[Stored data]
- - -
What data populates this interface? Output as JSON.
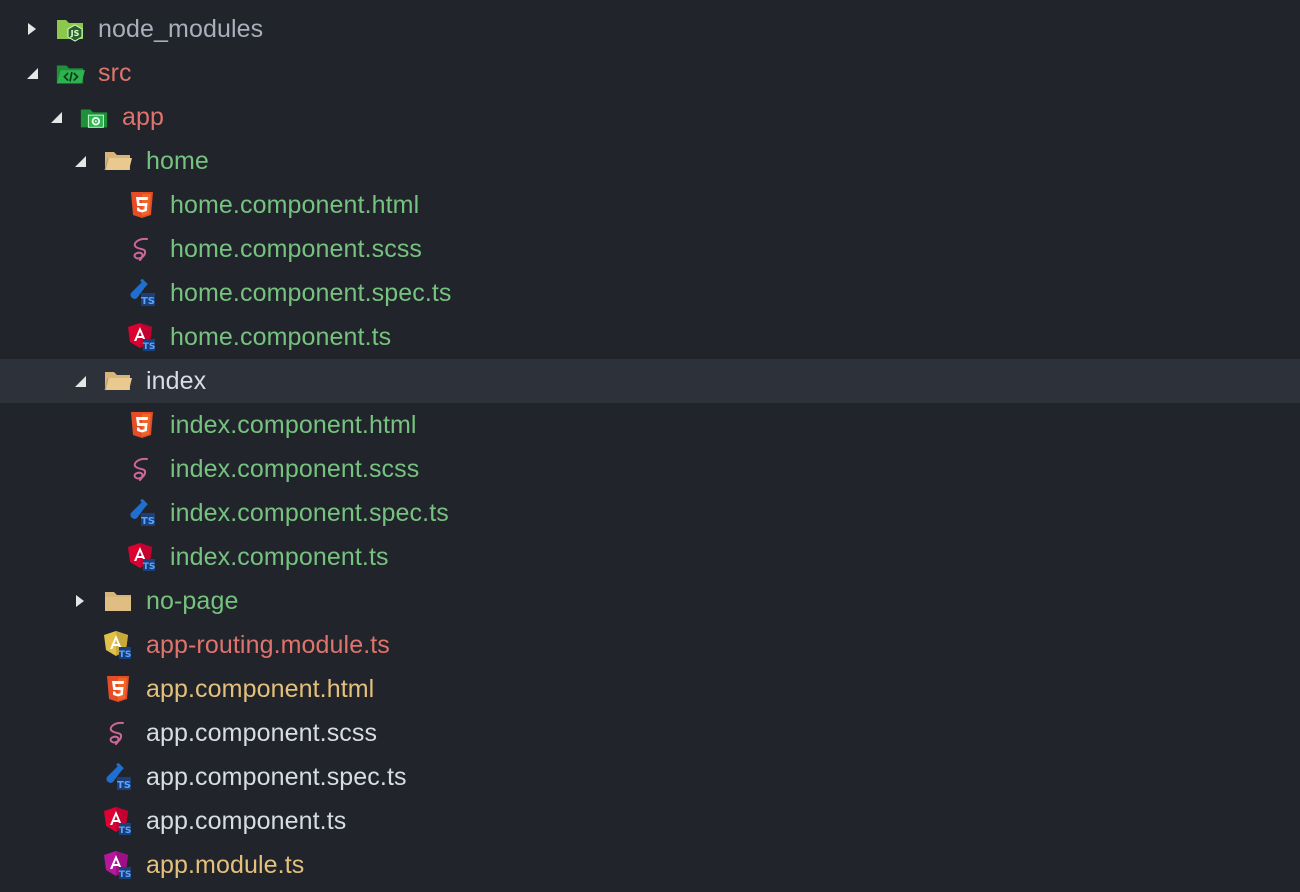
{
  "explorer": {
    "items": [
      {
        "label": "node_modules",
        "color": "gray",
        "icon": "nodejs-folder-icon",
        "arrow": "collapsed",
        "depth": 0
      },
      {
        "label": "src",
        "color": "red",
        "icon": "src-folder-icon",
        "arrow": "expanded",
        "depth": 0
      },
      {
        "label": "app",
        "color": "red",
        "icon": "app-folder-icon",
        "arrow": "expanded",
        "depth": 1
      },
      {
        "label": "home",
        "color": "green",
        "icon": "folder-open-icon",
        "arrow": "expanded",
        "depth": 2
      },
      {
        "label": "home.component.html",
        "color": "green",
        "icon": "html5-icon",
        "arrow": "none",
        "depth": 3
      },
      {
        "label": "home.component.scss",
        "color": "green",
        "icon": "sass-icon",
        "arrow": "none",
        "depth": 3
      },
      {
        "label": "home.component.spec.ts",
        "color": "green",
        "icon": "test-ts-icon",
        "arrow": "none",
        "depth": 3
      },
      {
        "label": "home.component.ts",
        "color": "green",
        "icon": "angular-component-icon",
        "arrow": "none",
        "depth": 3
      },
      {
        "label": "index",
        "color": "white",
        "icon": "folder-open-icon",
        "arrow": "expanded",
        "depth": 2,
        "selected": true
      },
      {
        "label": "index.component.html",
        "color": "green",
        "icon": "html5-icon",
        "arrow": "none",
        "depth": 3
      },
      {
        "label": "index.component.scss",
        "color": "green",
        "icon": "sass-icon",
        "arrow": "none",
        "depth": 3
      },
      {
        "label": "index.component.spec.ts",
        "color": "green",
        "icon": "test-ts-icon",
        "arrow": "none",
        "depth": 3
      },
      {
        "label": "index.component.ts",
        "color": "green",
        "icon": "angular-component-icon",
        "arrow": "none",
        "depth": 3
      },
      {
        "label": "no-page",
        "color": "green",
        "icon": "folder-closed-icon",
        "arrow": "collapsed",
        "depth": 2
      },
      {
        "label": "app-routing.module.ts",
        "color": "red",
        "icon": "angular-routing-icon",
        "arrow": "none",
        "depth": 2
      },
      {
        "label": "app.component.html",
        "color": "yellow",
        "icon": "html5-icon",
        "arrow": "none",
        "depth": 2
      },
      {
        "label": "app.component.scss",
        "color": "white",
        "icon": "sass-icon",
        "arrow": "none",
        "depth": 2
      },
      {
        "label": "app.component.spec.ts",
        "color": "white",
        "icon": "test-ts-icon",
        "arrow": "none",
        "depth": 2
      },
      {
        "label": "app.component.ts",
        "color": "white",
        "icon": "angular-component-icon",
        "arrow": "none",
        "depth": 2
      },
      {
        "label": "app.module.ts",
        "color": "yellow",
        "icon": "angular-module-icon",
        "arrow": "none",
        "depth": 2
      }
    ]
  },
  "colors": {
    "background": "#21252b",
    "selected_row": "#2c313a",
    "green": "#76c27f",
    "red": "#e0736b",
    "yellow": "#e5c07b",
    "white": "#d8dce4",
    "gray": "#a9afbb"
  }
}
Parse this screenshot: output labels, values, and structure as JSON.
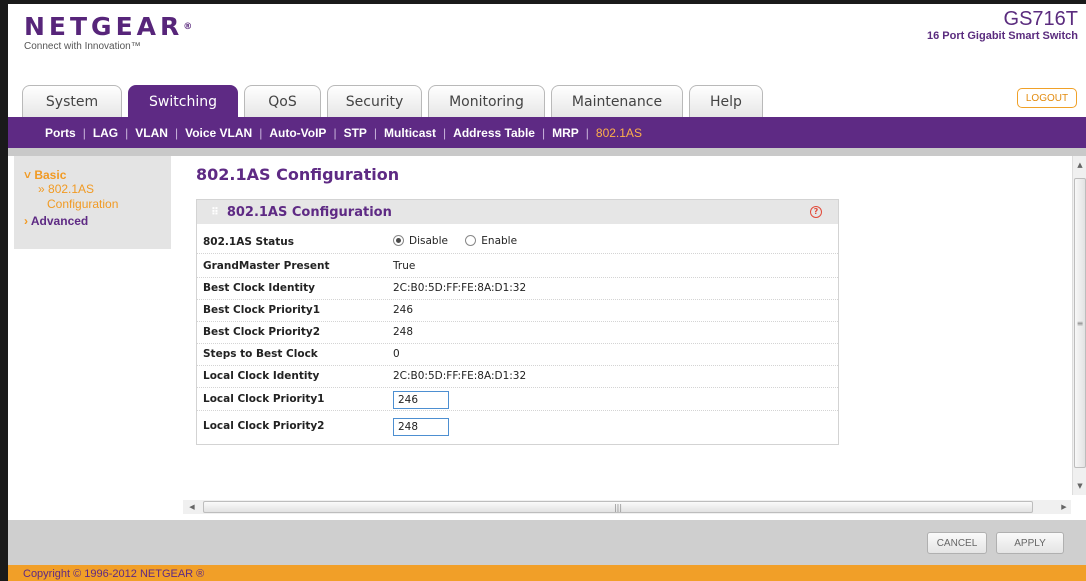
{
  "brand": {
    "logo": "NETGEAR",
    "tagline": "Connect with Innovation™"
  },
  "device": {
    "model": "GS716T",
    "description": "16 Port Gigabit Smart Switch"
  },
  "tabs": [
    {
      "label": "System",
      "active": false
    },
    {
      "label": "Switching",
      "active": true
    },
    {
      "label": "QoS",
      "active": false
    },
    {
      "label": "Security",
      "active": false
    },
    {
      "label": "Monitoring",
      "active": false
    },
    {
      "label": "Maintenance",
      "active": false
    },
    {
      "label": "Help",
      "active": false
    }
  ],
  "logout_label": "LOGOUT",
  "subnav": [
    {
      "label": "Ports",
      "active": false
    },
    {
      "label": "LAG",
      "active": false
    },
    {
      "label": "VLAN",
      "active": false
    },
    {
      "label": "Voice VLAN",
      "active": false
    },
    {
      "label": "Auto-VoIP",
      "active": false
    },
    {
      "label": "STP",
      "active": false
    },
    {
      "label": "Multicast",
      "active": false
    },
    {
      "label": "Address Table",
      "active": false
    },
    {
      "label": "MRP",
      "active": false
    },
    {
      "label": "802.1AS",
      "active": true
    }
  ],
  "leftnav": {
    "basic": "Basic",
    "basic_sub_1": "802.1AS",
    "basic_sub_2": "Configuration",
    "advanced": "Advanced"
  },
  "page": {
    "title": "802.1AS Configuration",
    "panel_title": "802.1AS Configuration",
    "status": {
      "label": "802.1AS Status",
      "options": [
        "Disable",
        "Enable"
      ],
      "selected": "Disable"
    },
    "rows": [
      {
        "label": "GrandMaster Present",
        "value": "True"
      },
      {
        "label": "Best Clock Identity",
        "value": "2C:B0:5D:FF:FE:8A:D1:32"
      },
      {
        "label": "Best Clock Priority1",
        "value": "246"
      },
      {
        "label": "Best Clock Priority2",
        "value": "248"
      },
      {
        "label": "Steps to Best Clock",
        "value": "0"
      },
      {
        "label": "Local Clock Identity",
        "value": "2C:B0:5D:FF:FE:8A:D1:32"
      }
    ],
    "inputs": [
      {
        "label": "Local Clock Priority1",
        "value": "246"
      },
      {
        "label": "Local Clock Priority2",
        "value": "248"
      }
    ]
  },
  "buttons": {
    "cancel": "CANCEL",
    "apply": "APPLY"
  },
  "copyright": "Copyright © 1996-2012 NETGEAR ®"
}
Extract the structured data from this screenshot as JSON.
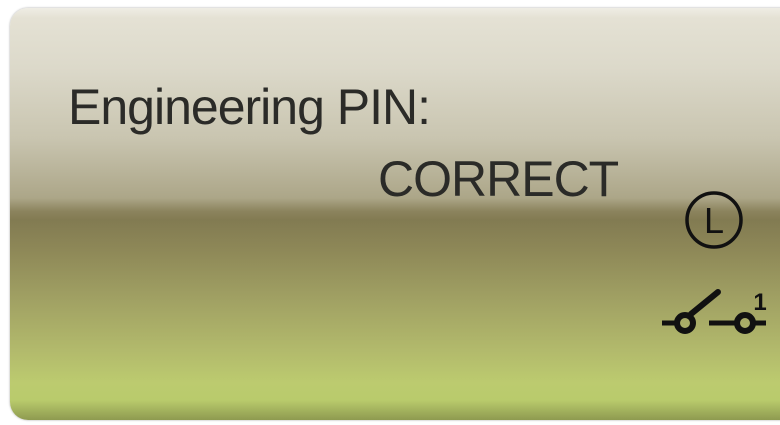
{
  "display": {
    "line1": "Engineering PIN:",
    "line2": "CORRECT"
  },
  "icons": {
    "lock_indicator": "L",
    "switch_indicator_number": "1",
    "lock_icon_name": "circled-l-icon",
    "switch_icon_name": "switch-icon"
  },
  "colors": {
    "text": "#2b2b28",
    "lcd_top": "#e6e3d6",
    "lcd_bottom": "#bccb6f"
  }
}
- - -
§ What to do
Without including any pictures, print each record exactly.

§ Result
What data populates this interface? Output as JSON.
{
  "explorer": {
    "items": [
      {
        "label": "node_modules",
        "color": "gray",
        "icon": "nodejs-folder-icon",
        "arrow": "collapsed",
        "depth": 0
      },
      {
        "label": "src",
        "color": "red",
        "icon": "src-folder-icon",
        "arrow": "expanded",
        "depth": 0
      },
      {
        "label": "app",
        "color": "red",
        "icon": "app-folder-icon",
        "arrow": "expanded",
        "depth": 1
      },
      {
        "label": "home",
        "color": "green",
        "icon": "folder-open-icon",
        "arrow": "expanded",
        "depth": 2
      },
      {
        "label": "home.component.html",
        "color": "green",
        "icon": "html5-icon",
        "arrow": "none",
        "depth": 3
      },
      {
        "label": "home.component.scss",
        "color": "green",
        "icon": "sass-icon",
        "arrow": "none",
        "depth": 3
      },
      {
        "label": "home.component.spec.ts",
        "color": "green",
        "icon": "test-ts-icon",
        "arrow": "none",
        "depth": 3
      },
      {
        "label": "home.component.ts",
        "color": "green",
        "icon": "angular-component-icon",
        "arrow": "none",
        "depth": 3
      },
      {
        "label": "index",
        "color": "white",
        "icon": "folder-open-icon",
        "arrow": "expanded",
        "depth": 2,
        "selected": true
      },
      {
        "label": "index.component.html",
        "color": "green",
        "icon": "html5-icon",
        "arrow": "none",
        "depth": 3
      },
      {
        "label": "index.component.scss",
        "color": "green",
        "icon": "sass-icon",
        "arrow": "none",
        "depth": 3
      },
      {
        "label": "index.component.spec.ts",
        "color": "green",
        "icon": "test-ts-icon",
        "arrow": "none",
        "depth": 3
      },
      {
        "label": "index.component.ts",
        "color": "green",
        "icon": "angular-component-icon",
        "arrow": "none",
        "depth": 3
      },
      {
        "label": "no-page",
        "color": "green",
        "icon": "folder-closed-icon",
        "arrow": "collapsed",
        "depth": 2
      },
      {
        "label": "app-routing.module.ts",
        "color": "red",
        "icon": "angular-routing-icon",
        "arrow": "none",
        "depth": 2
      },
      {
        "label": "app.component.html",
        "color": "yellow",
        "icon": "html5-icon",
        "arrow": "none",
        "depth": 2
      },
      {
        "label": "app.component.scss",
        "color": "white",
        "icon": "sass-icon",
        "arrow": "none",
        "depth": 2
      },
      {
        "label": "app.component.spec.ts",
        "color": "white",
        "icon": "test-ts-icon",
        "arrow": "none",
        "depth": 2
      },
      {
        "label": "app.component.ts",
        "color": "white",
        "icon": "angular-component-icon",
        "arrow": "none",
        "depth": 2
      },
      {
        "label": "app.module.ts",
        "color": "yellow",
        "icon": "angular-module-icon",
        "arrow": "none",
        "depth": 2
      }
    ]
  },
  "colors": {
    "background": "#21252b",
    "selected_row": "#2c313a",
    "green": "#76c27f",
    "red": "#e0736b",
    "yellow": "#e5c07b",
    "white": "#d8dce4",
    "gray": "#a9afbb"
  }
}
Parse this screenshot: output labels, values, and structure as JSON.
{
  "brand": {
    "logo": "NETGEAR",
    "tagline": "Connect with Innovation™"
  },
  "device": {
    "model": "GS716T",
    "description": "16 Port Gigabit Smart Switch"
  },
  "tabs": [
    {
      "label": "System",
      "active": false
    },
    {
      "label": "Switching",
      "active": true
    },
    {
      "label": "QoS",
      "active": false
    },
    {
      "label": "Security",
      "active": false
    },
    {
      "label": "Monitoring",
      "active": false
    },
    {
      "label": "Maintenance",
      "active": false
    },
    {
      "label": "Help",
      "active": false
    }
  ],
  "logout_label": "LOGOUT",
  "subnav": [
    {
      "label": "Ports",
      "active": false
    },
    {
      "label": "LAG",
      "active": false
    },
    {
      "label": "VLAN",
      "active": false
    },
    {
      "label": "Voice VLAN",
      "active": false
    },
    {
      "label": "Auto-VoIP",
      "active": false
    },
    {
      "label": "STP",
      "active": false
    },
    {
      "label": "Multicast",
      "active": false
    },
    {
      "label": "Address Table",
      "active": false
    },
    {
      "label": "MRP",
      "active": false
    },
    {
      "label": "802.1AS",
      "active": true
    }
  ],
  "leftnav": {
    "basic": "Basic",
    "basic_sub_1": "802.1AS",
    "basic_sub_2": "Configuration",
    "advanced": "Advanced"
  },
  "page": {
    "title": "802.1AS Configuration",
    "panel_title": "802.1AS Configuration",
    "status": {
      "label": "802.1AS Status",
      "options": [
        "Disable",
        "Enable"
      ],
      "selected": "Disable"
    },
    "rows": [
      {
        "label": "GrandMaster Present",
        "value": "True"
      },
      {
        "label": "Best Clock Identity",
        "value": "2C:B0:5D:FF:FE:8A:D1:32"
      },
      {
        "label": "Best Clock Priority1",
        "value": "246"
      },
      {
        "label": "Best Clock Priority2",
        "value": "248"
      },
      {
        "label": "Steps to Best Clock",
        "value": "0"
      },
      {
        "label": "Local Clock Identity",
        "value": "2C:B0:5D:FF:FE:8A:D1:32"
      }
    ],
    "inputs": [
      {
        "label": "Local Clock Priority1",
        "value": "246"
      },
      {
        "label": "Local Clock Priority2",
        "value": "248"
      }
    ]
  },
  "buttons": {
    "cancel": "CANCEL",
    "apply": "APPLY"
  },
  "copyright": "Copyright © 1996-2012 NETGEAR ®"
}
Extract the structured data from this screenshot as JSON.
{
  "display": {
    "line1": "Engineering PIN:",
    "line2": "CORRECT"
  },
  "icons": {
    "lock_indicator": "L",
    "switch_indicator_number": "1",
    "lock_icon_name": "circled-l-icon",
    "switch_icon_name": "switch-icon"
  },
  "colors": {
    "text": "#2b2b28",
    "lcd_top": "#e6e3d6",
    "lcd_bottom": "#bccb6f"
  }
}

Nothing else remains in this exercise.